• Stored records
## START
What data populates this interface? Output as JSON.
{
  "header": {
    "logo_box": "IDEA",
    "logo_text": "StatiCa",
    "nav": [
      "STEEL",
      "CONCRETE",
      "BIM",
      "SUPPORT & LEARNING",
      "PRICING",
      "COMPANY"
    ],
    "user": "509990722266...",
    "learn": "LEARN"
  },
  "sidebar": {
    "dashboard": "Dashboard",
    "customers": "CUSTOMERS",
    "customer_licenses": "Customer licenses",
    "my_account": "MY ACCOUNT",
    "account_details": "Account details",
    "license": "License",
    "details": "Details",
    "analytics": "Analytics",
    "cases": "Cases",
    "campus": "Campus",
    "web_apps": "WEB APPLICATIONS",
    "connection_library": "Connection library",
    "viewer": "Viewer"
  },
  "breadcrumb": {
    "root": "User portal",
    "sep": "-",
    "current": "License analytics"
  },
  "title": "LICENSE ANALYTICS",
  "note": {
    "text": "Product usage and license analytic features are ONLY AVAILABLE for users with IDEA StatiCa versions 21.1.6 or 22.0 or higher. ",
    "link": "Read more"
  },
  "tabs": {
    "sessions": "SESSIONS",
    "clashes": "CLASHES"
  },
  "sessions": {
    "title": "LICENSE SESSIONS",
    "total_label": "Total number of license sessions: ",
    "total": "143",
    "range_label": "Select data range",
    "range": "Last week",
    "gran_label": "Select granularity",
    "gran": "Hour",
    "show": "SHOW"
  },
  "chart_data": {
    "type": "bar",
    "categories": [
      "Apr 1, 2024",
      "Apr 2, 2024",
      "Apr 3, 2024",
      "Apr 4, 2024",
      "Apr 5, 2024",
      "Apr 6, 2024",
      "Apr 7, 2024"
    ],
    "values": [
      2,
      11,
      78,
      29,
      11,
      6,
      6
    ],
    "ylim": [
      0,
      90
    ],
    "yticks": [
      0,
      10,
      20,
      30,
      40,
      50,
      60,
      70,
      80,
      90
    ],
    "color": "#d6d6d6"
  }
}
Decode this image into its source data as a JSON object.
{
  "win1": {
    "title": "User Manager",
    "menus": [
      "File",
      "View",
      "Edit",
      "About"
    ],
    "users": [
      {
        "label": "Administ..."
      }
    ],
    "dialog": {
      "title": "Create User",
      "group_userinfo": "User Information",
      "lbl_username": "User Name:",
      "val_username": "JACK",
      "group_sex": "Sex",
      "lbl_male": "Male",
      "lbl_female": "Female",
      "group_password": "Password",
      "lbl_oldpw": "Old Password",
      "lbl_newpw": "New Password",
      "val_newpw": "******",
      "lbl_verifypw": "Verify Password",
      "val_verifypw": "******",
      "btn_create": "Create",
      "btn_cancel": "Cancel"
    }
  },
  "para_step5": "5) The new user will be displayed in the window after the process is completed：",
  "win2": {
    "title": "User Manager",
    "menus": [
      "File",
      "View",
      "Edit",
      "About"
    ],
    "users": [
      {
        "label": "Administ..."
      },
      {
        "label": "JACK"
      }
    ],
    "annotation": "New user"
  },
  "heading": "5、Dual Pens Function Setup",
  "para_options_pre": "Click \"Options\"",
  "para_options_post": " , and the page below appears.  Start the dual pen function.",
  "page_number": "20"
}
## END
• Requirement
Copy out each line that contains the word "Password".

• Exercise result
      "group_password": "Password",
      "lbl_oldpw": "Old Password",
      "lbl_newpw": "New Password",
      "lbl_verifypw": "Verify Password",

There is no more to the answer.